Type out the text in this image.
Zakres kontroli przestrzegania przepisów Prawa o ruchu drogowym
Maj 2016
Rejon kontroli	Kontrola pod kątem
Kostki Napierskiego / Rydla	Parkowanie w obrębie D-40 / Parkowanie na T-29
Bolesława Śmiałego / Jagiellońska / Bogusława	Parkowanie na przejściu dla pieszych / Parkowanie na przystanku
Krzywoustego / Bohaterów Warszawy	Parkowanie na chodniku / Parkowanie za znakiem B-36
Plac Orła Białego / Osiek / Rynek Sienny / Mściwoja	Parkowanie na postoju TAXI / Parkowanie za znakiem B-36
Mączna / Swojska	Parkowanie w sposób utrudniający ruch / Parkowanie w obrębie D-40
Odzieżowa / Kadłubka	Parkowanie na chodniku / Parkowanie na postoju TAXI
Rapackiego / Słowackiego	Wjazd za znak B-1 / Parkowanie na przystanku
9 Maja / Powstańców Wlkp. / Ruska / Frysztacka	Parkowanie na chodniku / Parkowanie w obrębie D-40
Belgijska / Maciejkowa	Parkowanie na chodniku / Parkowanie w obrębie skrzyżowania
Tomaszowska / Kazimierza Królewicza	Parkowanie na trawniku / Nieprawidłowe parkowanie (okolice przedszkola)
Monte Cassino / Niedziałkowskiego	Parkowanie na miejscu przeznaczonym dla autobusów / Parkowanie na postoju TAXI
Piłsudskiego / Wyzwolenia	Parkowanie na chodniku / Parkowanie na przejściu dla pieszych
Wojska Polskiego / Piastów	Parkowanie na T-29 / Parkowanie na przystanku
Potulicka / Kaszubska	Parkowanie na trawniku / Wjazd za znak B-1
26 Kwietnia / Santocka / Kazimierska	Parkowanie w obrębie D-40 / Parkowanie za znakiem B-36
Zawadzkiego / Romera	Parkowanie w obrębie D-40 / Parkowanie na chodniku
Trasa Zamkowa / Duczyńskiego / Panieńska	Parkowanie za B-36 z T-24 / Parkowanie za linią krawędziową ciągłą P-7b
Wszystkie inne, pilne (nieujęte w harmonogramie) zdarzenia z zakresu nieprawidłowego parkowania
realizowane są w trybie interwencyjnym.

--*--

> **Given request**:
Look through the entries above; copy each line where the string "pieszych" appears.

> **The reply**:
Bolesława Śmiałego / Jagiellońska / Bogusława	Parkowanie na przejściu dla pieszych / Parkowanie na przystanku
Piłsudskiego / Wyzwolenia	Parkowanie na chodniku / Parkowanie na przejściu dla pieszych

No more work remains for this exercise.